■ **Data shown**
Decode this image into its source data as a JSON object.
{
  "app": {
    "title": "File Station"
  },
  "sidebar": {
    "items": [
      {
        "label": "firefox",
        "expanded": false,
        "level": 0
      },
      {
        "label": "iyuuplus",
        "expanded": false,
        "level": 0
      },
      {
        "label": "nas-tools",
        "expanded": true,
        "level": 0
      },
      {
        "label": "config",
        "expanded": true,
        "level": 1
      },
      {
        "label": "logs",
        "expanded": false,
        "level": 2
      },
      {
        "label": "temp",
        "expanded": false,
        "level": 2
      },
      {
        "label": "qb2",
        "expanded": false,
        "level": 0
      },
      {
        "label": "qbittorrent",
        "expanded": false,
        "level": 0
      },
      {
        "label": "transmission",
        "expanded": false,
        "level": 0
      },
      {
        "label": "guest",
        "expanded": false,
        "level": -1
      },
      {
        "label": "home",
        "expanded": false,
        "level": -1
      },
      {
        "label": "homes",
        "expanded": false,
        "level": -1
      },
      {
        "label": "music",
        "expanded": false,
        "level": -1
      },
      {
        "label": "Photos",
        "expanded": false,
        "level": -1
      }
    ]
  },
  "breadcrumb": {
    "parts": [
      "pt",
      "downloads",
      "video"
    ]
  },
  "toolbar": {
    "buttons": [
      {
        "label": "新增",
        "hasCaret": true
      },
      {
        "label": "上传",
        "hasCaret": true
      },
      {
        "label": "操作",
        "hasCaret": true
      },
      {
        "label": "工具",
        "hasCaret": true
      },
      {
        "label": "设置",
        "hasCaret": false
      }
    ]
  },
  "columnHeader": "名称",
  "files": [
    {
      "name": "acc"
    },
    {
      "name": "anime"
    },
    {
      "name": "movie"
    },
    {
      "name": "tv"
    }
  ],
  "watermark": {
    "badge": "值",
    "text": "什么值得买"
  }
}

■ **Your instructions**
Repeat the listing in full, keeping every line exactly as it is.

■ **Correct output**
Decode this image into its source data as a JSON object.
{
  "app": {
    "title": "File Station"
  },
  "sidebar": {
    "items": [
      {
        "label": "firefox",
        "expanded": false,
        "level": 0
      },
      {
        "label": "iyuuplus",
        "expanded": false,
        "level": 0
      },
      {
        "label": "nas-tools",
        "expanded": true,
        "level": 0
      },
      {
        "label": "config",
        "expanded": true,
        "level": 1
      },
      {
        "label": "logs",
        "expanded": false,
        "level": 2
      },
      {
        "label": "temp",
        "expanded": false,
        "level": 2
      },
      {
        "label": "qb2",
        "expanded": false,
        "level": 0
      },
      {
        "label": "qbittorrent",
        "expanded": false,
        "level": 0
      },
      {
        "label": "transmission",
        "expanded": false,
        "level": 0
      },
      {
        "label": "guest",
        "expanded": false,
        "level": -1
      },
      {
        "label": "home",
        "expanded": false,
        "level": -1
      },
      {
        "label": "homes",
        "expanded": false,
        "level": -1
      },
      {
        "label": "music",
        "expanded": false,
        "level": -1
      },
      {
        "label": "Photos",
        "expanded": false,
        "level": -1
      }
    ]
  },
  "breadcrumb": {
    "parts": [
      "pt",
      "downloads",
      "video"
    ]
  },
  "toolbar": {
    "buttons": [
      {
        "label": "新增",
        "hasCaret": true
      },
      {
        "label": "上传",
        "hasCaret": true
      },
      {
        "label": "操作",
        "hasCaret": true
      },
      {
        "label": "工具",
        "hasCaret": true
      },
      {
        "label": "设置",
        "hasCaret": false
      }
    ]
  },
  "columnHeader": "名称",
  "files": [
    {
      "name": "acc"
    },
    {
      "name": "anime"
    },
    {
      "name": "movie"
    },
    {
      "name": "tv"
    }
  ],
  "watermark": {
    "badge": "值",
    "text": "什么值得买"
  }
}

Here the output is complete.